◆ Given data:
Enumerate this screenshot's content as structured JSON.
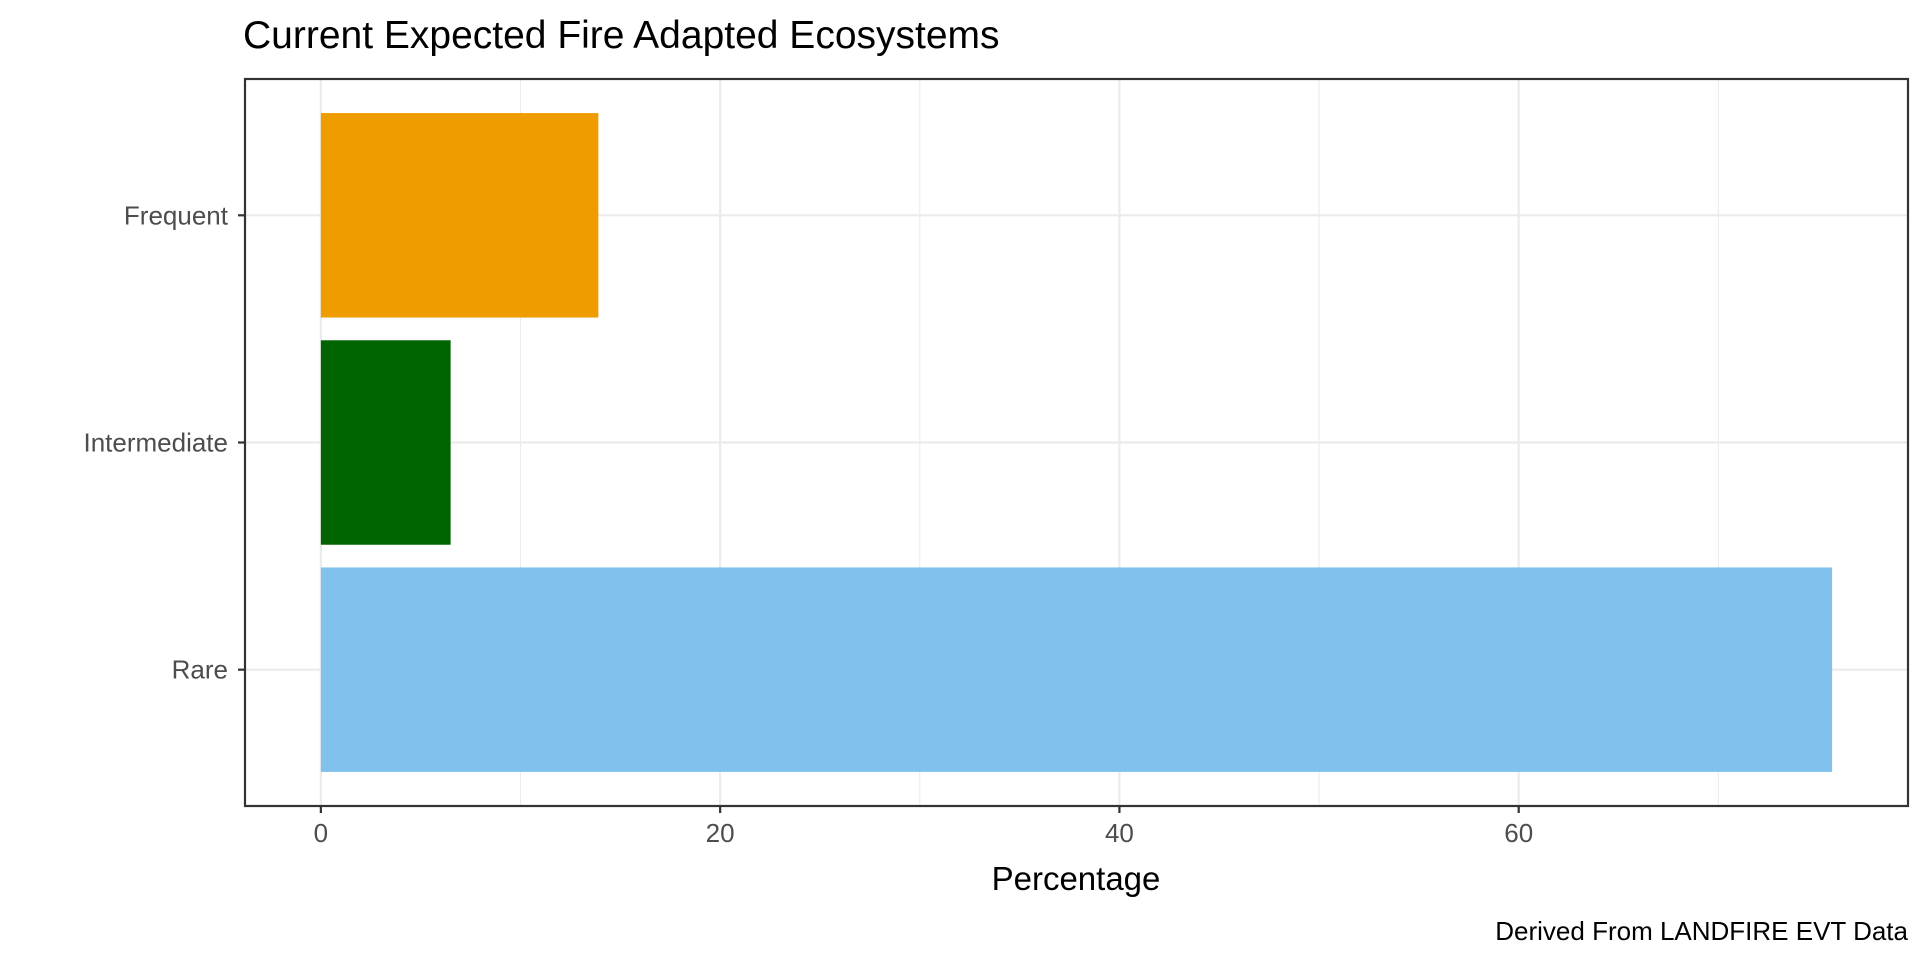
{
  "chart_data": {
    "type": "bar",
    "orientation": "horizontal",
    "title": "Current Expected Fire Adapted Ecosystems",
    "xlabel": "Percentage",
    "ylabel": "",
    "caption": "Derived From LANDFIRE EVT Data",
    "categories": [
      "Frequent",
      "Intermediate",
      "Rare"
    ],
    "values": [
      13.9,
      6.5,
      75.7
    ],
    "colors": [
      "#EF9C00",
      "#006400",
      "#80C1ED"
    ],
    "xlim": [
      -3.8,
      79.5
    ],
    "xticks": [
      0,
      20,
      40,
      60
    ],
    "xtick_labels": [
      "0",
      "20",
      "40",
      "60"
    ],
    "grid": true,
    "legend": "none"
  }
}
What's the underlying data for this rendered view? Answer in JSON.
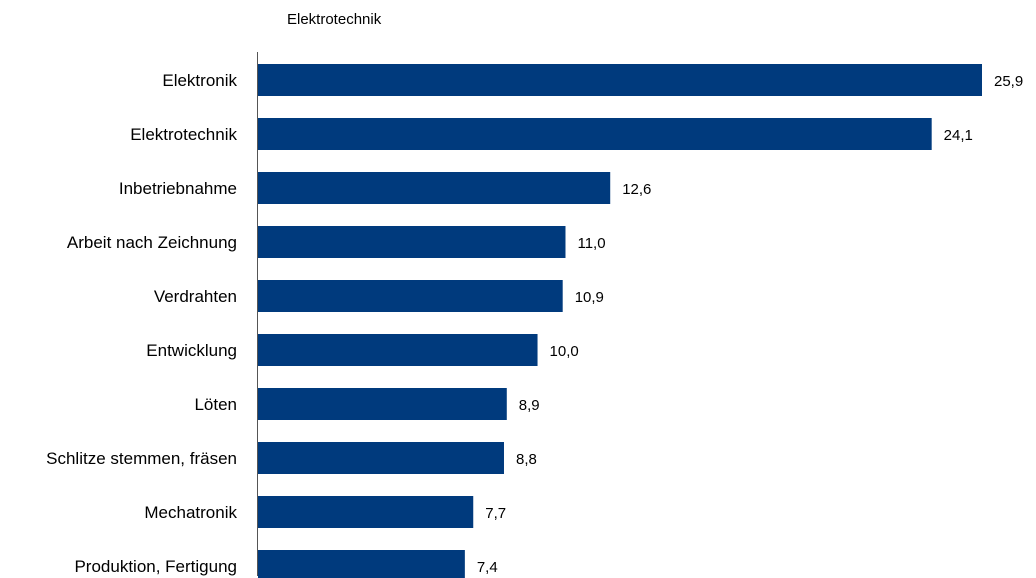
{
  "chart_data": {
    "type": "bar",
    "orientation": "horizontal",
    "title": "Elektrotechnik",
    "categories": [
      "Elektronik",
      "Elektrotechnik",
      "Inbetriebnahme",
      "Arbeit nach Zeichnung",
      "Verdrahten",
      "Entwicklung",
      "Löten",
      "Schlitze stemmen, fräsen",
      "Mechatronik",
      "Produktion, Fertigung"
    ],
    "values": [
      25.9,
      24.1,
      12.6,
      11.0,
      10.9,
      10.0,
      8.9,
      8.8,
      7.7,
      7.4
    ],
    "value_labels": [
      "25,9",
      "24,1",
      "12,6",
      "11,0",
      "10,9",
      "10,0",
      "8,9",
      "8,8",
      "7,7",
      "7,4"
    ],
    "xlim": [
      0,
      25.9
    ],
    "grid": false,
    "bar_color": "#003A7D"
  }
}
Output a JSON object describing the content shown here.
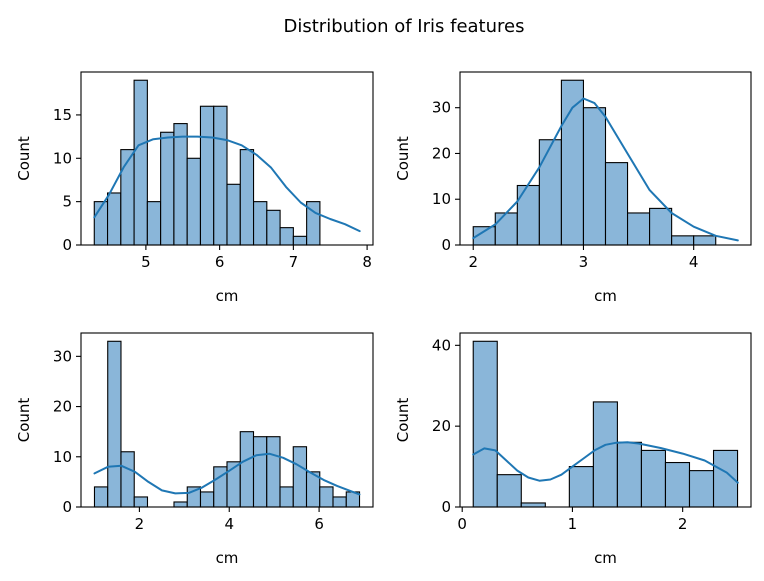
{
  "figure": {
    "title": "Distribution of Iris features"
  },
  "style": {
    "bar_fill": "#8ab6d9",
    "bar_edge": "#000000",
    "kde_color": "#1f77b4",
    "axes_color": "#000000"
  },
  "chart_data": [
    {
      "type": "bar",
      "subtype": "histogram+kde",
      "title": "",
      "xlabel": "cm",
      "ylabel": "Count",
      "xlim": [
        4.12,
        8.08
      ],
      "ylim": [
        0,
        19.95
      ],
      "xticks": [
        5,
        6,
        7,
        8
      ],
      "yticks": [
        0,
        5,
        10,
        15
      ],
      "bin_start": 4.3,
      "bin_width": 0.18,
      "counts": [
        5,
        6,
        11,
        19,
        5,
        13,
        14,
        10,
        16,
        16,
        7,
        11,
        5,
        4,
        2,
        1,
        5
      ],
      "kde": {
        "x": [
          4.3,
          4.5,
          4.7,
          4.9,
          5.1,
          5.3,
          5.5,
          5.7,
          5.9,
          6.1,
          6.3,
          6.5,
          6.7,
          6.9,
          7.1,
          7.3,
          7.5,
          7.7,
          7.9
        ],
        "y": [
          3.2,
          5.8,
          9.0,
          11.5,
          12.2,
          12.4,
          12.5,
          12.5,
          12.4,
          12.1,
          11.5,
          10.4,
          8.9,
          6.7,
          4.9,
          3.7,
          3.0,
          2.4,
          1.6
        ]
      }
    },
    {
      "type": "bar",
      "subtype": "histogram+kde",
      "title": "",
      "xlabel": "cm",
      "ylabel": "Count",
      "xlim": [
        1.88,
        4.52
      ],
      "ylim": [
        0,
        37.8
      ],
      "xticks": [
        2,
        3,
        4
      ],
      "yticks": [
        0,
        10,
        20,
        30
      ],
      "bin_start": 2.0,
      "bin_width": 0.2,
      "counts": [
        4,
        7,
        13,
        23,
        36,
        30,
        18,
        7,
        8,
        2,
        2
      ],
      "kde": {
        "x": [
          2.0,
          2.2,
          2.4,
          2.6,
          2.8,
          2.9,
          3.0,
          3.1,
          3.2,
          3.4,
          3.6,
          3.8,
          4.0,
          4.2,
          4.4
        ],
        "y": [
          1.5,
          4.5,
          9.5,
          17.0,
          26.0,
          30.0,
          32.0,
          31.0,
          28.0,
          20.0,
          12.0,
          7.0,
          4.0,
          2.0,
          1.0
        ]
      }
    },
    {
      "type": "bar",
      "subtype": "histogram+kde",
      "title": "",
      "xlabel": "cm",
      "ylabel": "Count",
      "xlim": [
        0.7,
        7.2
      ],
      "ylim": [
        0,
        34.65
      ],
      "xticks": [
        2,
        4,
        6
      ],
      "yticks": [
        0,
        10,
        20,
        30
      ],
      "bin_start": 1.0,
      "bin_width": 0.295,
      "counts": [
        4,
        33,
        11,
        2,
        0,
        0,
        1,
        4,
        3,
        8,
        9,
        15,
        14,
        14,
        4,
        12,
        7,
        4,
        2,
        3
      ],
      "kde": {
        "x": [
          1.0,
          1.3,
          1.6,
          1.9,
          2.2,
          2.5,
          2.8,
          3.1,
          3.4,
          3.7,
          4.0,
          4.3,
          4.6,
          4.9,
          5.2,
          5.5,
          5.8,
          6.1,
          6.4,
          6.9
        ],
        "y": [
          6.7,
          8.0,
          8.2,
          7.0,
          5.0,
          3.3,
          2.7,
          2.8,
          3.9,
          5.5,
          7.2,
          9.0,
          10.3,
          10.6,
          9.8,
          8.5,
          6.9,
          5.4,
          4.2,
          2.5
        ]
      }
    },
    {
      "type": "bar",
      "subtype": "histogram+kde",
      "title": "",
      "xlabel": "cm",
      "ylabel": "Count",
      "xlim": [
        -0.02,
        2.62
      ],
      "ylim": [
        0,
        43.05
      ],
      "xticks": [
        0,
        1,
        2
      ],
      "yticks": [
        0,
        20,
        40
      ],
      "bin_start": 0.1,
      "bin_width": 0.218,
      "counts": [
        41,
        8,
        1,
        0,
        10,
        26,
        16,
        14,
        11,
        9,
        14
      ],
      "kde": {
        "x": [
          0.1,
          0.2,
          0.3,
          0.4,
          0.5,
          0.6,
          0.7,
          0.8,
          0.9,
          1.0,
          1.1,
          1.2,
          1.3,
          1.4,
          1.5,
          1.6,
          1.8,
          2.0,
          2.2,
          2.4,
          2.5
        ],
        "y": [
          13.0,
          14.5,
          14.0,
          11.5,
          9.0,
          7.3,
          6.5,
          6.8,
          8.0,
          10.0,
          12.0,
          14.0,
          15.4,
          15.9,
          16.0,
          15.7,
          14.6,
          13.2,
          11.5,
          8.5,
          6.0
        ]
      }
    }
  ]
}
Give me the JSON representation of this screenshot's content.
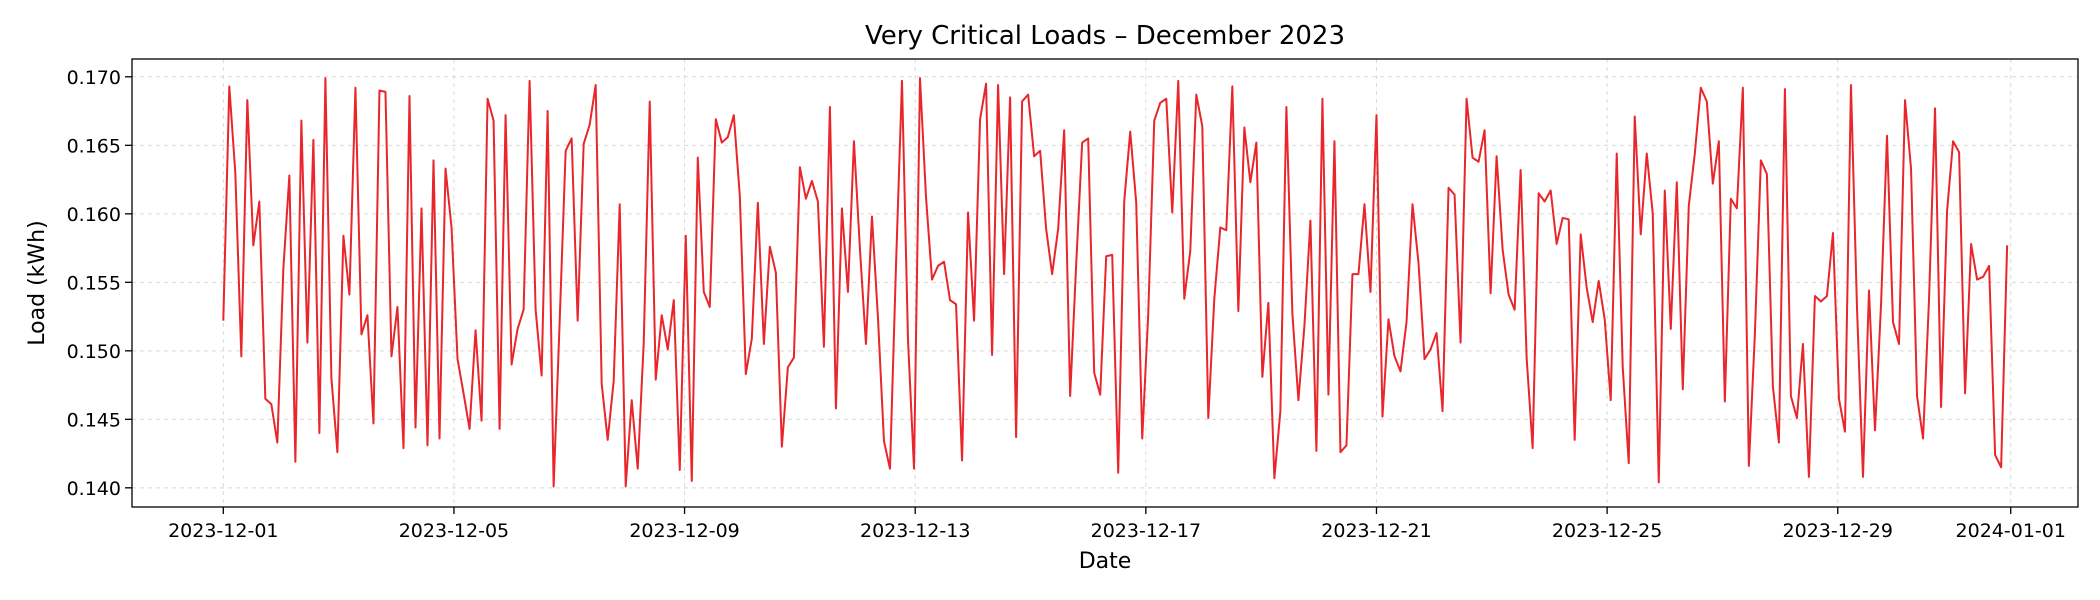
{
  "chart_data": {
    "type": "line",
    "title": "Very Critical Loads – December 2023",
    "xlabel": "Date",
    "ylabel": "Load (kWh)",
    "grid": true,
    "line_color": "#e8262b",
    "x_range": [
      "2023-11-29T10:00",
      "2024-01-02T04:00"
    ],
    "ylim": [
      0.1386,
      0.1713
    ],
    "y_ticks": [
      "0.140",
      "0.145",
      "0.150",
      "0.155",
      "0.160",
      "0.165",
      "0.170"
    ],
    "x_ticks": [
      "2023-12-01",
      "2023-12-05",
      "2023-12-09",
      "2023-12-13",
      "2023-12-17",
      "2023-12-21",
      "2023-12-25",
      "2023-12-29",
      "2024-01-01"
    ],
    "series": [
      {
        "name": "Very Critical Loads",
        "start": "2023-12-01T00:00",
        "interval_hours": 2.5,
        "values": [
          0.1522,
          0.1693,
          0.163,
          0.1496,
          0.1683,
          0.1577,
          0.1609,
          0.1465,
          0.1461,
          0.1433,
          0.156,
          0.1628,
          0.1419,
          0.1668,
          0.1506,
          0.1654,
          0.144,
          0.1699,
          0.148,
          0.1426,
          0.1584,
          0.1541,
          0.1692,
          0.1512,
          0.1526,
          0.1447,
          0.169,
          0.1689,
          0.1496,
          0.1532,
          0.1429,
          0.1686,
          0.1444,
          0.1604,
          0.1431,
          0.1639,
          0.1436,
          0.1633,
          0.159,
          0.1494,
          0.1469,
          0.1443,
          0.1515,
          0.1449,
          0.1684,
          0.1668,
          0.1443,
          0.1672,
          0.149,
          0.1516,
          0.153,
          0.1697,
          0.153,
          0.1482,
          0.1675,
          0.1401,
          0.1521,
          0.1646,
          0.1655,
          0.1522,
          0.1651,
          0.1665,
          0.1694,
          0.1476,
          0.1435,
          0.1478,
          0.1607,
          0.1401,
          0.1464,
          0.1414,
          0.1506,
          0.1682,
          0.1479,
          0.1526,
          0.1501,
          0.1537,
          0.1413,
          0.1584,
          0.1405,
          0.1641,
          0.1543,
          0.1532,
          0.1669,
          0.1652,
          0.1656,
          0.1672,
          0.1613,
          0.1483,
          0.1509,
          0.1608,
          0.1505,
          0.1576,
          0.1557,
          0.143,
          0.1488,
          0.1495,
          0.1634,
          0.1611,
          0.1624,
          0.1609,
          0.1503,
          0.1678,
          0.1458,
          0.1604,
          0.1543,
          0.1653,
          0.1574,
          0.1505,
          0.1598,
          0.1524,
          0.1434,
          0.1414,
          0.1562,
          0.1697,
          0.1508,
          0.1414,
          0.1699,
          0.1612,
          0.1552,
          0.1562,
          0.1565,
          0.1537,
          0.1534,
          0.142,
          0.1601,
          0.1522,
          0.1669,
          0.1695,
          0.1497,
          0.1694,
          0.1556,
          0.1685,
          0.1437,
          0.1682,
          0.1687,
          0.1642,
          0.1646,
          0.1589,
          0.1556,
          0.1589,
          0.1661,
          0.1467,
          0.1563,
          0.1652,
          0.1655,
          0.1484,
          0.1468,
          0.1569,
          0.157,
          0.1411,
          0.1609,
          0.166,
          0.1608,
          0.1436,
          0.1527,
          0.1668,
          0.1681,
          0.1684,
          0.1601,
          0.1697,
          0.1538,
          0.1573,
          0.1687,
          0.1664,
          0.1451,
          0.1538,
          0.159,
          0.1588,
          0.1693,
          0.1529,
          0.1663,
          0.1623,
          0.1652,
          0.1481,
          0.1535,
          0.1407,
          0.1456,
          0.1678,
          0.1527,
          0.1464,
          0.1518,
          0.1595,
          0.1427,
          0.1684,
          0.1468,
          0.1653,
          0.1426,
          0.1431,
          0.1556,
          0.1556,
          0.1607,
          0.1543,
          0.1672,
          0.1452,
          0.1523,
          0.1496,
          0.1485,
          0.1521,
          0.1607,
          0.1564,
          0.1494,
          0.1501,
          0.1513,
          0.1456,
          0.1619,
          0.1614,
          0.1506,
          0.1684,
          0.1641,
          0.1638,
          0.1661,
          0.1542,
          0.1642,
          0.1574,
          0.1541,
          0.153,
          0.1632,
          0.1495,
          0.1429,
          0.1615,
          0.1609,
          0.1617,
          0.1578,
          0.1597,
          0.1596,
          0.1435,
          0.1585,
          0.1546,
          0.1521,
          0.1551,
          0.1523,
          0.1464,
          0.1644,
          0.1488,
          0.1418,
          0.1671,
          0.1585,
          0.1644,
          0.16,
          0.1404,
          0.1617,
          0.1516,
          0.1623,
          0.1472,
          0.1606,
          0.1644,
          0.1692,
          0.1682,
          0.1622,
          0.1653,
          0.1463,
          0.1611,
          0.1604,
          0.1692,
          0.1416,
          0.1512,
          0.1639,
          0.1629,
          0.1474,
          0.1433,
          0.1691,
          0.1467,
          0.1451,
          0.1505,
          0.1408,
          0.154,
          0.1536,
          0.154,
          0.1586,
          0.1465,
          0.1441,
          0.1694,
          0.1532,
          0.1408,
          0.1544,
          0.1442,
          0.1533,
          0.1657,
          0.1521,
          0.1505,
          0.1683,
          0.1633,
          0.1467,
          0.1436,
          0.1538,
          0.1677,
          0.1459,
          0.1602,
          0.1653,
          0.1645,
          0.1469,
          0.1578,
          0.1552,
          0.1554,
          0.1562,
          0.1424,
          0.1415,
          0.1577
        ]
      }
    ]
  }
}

◆ Directions for this task:
Find the word "screenshot" in the entries above and gather every line that holds it.

◆ Correct result:
Enumerate this screenshot's content as structured JSON.
Give me the JSON representation of this screenshot's content.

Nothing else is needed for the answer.